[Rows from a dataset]

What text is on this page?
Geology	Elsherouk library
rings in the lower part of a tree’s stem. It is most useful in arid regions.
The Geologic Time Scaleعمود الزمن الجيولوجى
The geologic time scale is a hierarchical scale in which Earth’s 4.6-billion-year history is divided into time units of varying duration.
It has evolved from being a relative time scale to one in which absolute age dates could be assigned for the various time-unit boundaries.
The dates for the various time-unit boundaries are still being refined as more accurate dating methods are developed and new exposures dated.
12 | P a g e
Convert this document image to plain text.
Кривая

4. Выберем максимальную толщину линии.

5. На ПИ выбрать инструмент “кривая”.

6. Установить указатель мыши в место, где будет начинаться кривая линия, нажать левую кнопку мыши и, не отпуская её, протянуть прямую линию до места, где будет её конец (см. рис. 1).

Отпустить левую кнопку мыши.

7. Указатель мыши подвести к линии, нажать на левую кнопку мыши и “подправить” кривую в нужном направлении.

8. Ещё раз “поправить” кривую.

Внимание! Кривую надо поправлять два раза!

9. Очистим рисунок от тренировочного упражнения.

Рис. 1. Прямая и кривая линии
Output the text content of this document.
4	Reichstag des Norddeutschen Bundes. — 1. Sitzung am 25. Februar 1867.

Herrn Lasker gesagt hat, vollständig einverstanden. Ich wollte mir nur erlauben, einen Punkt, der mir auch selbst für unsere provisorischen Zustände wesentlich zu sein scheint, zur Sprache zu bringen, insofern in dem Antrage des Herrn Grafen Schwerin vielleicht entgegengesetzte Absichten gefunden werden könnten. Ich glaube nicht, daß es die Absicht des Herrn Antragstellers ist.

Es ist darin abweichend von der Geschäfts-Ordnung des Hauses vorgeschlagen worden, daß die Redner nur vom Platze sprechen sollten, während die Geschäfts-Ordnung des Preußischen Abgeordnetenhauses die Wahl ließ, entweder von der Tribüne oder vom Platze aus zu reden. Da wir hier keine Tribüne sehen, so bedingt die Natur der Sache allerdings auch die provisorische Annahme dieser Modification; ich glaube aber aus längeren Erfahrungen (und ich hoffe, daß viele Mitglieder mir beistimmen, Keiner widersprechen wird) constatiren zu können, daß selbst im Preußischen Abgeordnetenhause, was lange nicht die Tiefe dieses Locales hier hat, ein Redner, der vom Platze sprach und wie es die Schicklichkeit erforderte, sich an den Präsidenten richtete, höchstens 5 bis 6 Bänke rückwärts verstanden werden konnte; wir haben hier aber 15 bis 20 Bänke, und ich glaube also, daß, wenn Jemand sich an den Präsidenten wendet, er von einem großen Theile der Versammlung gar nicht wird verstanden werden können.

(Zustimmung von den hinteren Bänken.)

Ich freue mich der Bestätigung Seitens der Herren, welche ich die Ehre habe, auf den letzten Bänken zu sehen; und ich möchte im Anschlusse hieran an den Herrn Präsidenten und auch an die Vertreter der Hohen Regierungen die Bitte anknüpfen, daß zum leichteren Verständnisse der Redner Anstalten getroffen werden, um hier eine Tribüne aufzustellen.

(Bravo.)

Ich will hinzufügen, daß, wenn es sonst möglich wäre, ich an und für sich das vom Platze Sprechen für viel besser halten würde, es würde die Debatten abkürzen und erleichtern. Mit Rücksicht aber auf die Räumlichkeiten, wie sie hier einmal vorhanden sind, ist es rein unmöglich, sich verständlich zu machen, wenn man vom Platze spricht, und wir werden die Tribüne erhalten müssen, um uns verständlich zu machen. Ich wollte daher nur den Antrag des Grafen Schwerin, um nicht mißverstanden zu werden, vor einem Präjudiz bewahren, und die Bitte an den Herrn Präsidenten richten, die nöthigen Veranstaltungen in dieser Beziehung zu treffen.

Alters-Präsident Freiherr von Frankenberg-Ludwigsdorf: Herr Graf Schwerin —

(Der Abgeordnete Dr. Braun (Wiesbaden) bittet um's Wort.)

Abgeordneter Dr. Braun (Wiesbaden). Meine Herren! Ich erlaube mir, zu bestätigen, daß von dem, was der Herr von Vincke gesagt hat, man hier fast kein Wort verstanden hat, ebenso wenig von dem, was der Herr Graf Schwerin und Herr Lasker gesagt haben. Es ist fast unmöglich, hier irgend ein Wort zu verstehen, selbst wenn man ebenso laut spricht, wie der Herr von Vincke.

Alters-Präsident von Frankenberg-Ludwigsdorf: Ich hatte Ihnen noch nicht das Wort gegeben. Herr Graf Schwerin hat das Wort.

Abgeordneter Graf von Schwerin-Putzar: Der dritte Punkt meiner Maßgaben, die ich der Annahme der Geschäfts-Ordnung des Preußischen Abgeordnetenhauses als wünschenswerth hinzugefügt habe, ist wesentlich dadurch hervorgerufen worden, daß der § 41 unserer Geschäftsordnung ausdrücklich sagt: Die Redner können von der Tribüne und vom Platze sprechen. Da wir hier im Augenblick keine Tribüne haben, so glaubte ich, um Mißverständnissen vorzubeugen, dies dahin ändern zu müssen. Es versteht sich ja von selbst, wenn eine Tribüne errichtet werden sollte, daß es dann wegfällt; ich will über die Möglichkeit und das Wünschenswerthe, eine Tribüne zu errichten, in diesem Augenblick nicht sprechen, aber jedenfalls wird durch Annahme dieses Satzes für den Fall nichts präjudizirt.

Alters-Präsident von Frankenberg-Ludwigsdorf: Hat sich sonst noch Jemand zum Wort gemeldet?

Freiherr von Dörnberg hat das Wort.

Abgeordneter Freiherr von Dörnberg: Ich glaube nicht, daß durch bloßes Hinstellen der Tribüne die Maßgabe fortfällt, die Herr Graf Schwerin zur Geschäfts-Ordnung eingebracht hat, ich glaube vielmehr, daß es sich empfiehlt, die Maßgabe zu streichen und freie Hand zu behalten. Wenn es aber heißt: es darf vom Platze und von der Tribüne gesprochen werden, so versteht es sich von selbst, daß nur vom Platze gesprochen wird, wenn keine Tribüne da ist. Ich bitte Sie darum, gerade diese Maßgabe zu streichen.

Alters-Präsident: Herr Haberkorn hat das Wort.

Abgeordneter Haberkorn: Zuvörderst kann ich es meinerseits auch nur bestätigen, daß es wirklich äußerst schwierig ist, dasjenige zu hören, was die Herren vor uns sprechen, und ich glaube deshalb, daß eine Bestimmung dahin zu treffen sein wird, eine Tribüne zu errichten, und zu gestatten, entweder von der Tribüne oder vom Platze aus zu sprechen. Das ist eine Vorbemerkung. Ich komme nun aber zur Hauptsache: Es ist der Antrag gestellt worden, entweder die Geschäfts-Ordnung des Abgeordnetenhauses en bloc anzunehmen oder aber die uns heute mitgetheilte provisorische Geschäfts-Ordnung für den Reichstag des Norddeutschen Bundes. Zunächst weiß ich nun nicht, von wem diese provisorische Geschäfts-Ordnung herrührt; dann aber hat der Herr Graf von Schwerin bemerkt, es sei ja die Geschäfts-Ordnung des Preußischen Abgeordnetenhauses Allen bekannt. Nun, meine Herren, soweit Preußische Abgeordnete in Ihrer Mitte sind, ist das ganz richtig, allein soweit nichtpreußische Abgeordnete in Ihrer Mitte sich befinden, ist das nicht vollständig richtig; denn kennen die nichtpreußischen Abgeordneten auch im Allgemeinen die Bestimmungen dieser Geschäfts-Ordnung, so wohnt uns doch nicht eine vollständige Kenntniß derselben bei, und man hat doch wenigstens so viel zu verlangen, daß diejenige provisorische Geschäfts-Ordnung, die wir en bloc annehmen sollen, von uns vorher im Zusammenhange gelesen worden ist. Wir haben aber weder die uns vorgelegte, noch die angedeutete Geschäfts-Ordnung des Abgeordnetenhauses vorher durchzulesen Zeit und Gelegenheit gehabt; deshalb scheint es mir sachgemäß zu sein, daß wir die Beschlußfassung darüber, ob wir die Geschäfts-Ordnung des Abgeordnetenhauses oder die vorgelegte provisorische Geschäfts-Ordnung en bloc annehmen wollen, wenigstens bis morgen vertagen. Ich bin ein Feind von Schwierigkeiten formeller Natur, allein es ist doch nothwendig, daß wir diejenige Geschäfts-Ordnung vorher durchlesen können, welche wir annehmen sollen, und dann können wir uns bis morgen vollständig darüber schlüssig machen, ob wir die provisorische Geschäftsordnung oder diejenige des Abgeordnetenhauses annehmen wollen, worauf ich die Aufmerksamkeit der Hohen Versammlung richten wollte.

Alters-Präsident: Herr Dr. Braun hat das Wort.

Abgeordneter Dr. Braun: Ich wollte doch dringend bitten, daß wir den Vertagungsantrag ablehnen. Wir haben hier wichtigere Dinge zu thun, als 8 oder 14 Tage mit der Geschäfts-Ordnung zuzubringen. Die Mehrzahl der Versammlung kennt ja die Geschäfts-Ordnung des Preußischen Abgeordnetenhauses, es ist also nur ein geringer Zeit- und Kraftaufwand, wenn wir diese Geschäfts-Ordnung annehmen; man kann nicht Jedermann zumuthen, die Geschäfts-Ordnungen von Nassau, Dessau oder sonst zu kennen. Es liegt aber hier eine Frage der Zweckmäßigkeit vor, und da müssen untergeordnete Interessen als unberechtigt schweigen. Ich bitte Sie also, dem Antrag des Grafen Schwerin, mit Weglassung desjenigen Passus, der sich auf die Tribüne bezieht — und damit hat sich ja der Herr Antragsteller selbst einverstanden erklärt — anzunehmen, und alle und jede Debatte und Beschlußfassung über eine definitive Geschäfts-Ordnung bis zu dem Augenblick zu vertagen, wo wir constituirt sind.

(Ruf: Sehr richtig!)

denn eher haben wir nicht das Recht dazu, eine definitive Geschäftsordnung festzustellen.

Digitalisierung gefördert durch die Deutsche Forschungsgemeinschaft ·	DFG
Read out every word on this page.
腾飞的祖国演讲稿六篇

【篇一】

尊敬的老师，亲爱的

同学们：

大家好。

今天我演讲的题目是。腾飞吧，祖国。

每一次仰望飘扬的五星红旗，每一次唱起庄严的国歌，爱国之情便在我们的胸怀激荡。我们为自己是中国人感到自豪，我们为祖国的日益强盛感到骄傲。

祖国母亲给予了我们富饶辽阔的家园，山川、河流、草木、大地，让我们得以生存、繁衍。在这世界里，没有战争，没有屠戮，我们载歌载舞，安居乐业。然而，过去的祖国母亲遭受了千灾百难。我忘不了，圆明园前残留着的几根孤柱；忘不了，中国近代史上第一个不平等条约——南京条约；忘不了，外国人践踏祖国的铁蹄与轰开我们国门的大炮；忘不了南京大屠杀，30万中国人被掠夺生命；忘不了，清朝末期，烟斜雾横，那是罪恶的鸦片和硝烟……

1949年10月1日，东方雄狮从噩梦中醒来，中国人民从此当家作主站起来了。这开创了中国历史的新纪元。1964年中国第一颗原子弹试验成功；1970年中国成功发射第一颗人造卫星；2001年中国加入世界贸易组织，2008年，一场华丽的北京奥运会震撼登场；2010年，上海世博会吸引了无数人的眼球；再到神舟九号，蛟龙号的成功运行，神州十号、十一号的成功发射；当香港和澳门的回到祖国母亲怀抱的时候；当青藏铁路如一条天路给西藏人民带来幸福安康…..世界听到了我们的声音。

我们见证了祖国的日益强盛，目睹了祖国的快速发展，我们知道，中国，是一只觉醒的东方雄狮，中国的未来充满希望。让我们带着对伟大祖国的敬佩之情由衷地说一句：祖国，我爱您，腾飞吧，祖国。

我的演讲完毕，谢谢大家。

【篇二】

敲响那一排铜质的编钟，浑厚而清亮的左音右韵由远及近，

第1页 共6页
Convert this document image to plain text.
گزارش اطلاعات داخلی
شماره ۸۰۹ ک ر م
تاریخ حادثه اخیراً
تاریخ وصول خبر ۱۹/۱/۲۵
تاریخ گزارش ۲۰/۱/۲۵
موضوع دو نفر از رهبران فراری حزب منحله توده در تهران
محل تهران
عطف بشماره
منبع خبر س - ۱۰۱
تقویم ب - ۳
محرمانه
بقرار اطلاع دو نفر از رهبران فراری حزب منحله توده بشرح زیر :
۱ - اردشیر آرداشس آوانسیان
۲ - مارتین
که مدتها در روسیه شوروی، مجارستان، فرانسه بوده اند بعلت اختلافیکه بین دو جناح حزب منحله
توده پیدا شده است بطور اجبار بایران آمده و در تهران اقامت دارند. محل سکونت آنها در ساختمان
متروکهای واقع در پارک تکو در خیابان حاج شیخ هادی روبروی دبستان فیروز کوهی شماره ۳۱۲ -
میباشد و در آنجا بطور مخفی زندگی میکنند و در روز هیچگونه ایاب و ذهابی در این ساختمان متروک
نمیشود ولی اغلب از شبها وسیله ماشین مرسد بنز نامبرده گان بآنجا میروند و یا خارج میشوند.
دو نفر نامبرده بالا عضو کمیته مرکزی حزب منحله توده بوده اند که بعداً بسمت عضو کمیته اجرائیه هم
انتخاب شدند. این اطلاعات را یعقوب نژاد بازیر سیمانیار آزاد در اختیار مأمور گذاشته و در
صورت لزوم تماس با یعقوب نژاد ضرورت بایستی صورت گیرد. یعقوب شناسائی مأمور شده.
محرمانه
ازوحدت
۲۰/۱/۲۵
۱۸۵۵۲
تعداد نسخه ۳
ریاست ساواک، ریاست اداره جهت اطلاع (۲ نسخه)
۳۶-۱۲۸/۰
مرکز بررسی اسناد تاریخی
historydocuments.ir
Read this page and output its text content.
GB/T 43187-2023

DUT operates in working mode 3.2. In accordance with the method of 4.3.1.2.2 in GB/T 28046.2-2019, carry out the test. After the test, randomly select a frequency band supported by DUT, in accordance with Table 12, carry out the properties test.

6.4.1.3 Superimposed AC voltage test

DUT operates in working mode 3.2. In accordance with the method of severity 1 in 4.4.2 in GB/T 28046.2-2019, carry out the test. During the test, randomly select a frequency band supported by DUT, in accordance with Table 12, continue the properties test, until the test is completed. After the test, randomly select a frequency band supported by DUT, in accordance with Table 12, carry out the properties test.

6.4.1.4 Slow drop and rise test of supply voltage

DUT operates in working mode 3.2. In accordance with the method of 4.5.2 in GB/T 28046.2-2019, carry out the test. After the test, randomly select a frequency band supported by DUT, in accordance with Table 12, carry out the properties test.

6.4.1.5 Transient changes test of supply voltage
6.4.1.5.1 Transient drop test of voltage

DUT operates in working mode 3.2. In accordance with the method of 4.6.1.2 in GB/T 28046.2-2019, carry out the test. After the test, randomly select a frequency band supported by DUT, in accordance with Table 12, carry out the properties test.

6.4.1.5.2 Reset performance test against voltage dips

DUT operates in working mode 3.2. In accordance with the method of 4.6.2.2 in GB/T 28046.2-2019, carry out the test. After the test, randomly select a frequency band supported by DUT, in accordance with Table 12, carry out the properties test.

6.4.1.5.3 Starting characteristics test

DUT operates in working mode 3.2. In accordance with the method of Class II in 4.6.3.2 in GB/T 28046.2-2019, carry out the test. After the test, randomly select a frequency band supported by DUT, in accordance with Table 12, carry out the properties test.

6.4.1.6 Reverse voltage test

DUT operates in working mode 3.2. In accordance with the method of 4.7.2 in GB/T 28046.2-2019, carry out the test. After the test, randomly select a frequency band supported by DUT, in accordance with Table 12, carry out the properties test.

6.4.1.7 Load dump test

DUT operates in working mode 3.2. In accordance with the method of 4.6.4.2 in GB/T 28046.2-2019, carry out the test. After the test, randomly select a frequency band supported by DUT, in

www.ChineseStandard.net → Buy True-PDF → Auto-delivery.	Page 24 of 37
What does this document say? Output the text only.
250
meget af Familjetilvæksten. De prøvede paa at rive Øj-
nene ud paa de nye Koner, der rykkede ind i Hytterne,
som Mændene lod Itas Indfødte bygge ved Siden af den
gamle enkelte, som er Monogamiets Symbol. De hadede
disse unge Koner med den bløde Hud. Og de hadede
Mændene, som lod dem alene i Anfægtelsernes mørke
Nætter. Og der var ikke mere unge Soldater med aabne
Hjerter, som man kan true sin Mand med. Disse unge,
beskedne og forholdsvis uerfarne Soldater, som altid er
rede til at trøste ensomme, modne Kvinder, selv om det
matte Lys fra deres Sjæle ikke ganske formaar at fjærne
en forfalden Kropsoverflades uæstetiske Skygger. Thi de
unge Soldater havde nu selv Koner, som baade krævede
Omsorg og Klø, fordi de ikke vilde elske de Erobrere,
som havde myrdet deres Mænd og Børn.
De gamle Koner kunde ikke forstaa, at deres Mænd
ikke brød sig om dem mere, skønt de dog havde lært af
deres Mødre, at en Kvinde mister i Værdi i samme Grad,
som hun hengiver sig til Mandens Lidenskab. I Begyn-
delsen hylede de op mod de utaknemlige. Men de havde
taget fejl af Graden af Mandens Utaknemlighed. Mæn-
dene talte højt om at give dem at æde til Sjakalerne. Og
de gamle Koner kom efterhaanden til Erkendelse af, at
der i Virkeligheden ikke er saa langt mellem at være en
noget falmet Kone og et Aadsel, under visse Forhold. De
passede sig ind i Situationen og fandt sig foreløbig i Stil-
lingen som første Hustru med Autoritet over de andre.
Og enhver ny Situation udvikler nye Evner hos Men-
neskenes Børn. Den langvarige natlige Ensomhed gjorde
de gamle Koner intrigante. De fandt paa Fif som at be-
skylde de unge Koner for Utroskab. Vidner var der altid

Problem description
Give the number of lines that hold the word "Alters" in these records, with nothing added.

The completed task
5